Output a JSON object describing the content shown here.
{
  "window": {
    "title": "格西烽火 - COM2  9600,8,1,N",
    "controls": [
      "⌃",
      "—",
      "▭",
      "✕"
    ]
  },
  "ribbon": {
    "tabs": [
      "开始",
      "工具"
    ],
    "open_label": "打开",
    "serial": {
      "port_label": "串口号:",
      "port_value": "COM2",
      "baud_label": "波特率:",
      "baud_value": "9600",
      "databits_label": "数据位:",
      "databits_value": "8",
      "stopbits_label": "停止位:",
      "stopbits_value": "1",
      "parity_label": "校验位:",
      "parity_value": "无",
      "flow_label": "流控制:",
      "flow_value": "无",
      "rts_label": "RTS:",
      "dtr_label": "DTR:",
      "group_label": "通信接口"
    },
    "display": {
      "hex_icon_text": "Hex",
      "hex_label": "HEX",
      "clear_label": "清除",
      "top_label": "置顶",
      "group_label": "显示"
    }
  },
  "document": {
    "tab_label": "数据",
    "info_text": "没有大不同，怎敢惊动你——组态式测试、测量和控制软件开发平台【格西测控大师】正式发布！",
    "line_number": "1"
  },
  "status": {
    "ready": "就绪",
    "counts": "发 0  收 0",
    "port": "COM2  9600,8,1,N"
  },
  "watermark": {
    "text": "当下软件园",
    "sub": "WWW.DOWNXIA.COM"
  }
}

··········

## PROBLEM TO WORK ON
Write out every record verbatim.

## EXERCISE RESULT
Output a JSON object describing the content shown here.
{
  "window": {
    "title": "格西烽火 - COM2  9600,8,1,N",
    "controls": [
      "⌃",
      "—",
      "▭",
      "✕"
    ]
  },
  "ribbon": {
    "tabs": [
      "开始",
      "工具"
    ],
    "open_label": "打开",
    "serial": {
      "port_label": "串口号:",
      "port_value": "COM2",
      "baud_label": "波特率:",
      "baud_value": "9600",
      "databits_label": "数据位:",
      "databits_value": "8",
      "stopbits_label": "停止位:",
      "stopbits_value": "1",
      "parity_label": "校验位:",
      "parity_value": "无",
      "flow_label": "流控制:",
      "flow_value": "无",
      "rts_label": "RTS:",
      "dtr_label": "DTR:",
      "group_label": "通信接口"
    },
    "display": {
      "hex_icon_text": "Hex",
      "hex_label": "HEX",
      "clear_label": "清除",
      "top_label": "置顶",
      "group_label": "显示"
    }
  },
  "document": {
    "tab_label": "数据",
    "info_text": "没有大不同，怎敢惊动你——组态式测试、测量和控制软件开发平台【格西测控大师】正式发布！",
    "line_number": "1"
  },
  "status": {
    "ready": "就绪",
    "counts": "发 0  收 0",
    "port": "COM2  9600,8,1,N"
  },
  "watermark": {
    "text": "当下软件园",
    "sub": "WWW.DOWNXIA.COM"
  }
}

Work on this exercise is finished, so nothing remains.